Problem
Print the whole listing exactly.
<<<<
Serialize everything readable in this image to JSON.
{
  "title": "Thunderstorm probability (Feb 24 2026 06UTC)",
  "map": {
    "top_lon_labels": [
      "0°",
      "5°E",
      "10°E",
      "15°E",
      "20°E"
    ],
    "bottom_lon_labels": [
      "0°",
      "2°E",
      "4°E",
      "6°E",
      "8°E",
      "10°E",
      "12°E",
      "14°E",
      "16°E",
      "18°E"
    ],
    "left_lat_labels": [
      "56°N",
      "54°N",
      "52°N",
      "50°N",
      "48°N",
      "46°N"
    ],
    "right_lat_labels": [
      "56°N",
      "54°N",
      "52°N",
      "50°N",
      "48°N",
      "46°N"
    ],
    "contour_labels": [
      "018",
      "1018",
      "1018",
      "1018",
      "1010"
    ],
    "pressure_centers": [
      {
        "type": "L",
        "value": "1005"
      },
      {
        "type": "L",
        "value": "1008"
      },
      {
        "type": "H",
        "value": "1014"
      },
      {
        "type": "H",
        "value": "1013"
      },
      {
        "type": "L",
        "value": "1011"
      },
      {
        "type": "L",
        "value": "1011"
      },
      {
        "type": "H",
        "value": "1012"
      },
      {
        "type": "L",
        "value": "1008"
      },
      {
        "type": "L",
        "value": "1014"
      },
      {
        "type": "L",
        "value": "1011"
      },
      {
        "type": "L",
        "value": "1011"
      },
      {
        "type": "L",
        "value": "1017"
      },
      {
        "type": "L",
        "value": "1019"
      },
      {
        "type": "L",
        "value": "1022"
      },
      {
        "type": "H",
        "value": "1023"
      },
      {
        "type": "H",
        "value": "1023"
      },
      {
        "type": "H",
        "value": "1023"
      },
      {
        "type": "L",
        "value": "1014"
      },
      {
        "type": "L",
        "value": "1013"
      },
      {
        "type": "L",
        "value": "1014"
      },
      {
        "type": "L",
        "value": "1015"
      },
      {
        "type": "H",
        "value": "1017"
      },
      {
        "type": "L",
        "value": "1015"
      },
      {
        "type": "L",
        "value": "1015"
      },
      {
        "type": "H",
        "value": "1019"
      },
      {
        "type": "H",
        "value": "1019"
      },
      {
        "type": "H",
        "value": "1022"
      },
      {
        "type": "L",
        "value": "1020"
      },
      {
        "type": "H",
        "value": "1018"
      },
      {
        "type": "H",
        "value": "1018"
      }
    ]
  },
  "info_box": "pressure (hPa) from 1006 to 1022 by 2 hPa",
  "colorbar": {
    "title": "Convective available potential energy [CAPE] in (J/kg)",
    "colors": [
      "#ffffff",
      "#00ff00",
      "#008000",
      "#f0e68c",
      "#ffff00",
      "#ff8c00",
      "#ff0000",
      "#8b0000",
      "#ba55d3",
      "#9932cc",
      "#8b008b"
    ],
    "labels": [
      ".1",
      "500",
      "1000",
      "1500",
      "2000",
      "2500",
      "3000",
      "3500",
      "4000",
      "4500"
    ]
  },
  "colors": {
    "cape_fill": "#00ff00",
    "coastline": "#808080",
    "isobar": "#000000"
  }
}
>>>>
The reply
Serialize everything readable in this image to JSON.
{
  "title": "Thunderstorm probability (Feb 24 2026 06UTC)",
  "map": {
    "top_lon_labels": [
      "0°",
      "5°E",
      "10°E",
      "15°E",
      "20°E"
    ],
    "bottom_lon_labels": [
      "0°",
      "2°E",
      "4°E",
      "6°E",
      "8°E",
      "10°E",
      "12°E",
      "14°E",
      "16°E",
      "18°E"
    ],
    "left_lat_labels": [
      "56°N",
      "54°N",
      "52°N",
      "50°N",
      "48°N",
      "46°N"
    ],
    "right_lat_labels": [
      "56°N",
      "54°N",
      "52°N",
      "50°N",
      "48°N",
      "46°N"
    ],
    "contour_labels": [
      "018",
      "1018",
      "1018",
      "1018",
      "1010"
    ],
    "pressure_centers": [
      {
        "type": "L",
        "value": "1005"
      },
      {
        "type": "L",
        "value": "1008"
      },
      {
        "type": "H",
        "value": "1014"
      },
      {
        "type": "H",
        "value": "1013"
      },
      {
        "type": "L",
        "value": "1011"
      },
      {
        "type": "L",
        "value": "1011"
      },
      {
        "type": "H",
        "value": "1012"
      },
      {
        "type": "L",
        "value": "1008"
      },
      {
        "type": "L",
        "value": "1014"
      },
      {
        "type": "L",
        "value": "1011"
      },
      {
        "type": "L",
        "value": "1011"
      },
      {
        "type": "L",
        "value": "1017"
      },
      {
        "type": "L",
        "value": "1019"
      },
      {
        "type": "L",
        "value": "1022"
      },
      {
        "type": "H",
        "value": "1023"
      },
      {
        "type": "H",
        "value": "1023"
      },
      {
        "type": "H",
        "value": "1023"
      },
      {
        "type": "L",
        "value": "1014"
      },
      {
        "type": "L",
        "value": "1013"
      },
      {
        "type": "L",
        "value": "1014"
      },
      {
        "type": "L",
        "value": "1015"
      },
      {
        "type": "H",
        "value": "1017"
      },
      {
        "type": "L",
        "value": "1015"
      },
      {
        "type": "L",
        "value": "1015"
      },
      {
        "type": "H",
        "value": "1019"
      },
      {
        "type": "H",
        "value": "1019"
      },
      {
        "type": "H",
        "value": "1022"
      },
      {
        "type": "L",
        "value": "1020"
      },
      {
        "type": "H",
        "value": "1018"
      },
      {
        "type": "H",
        "value": "1018"
      }
    ]
  },
  "info_box": "pressure (hPa) from 1006 to 1022 by 2 hPa",
  "colorbar": {
    "title": "Convective available potential energy [CAPE] in (J/kg)",
    "colors": [
      "#ffffff",
      "#00ff00",
      "#008000",
      "#f0e68c",
      "#ffff00",
      "#ff8c00",
      "#ff0000",
      "#8b0000",
      "#ba55d3",
      "#9932cc",
      "#8b008b"
    ],
    "labels": [
      ".1",
      "500",
      "1000",
      "1500",
      "2000",
      "2500",
      "3000",
      "3500",
      "4000",
      "4500"
    ]
  },
  "colors": {
    "cape_fill": "#00ff00",
    "coastline": "#808080",
    "isobar": "#000000"
  }
}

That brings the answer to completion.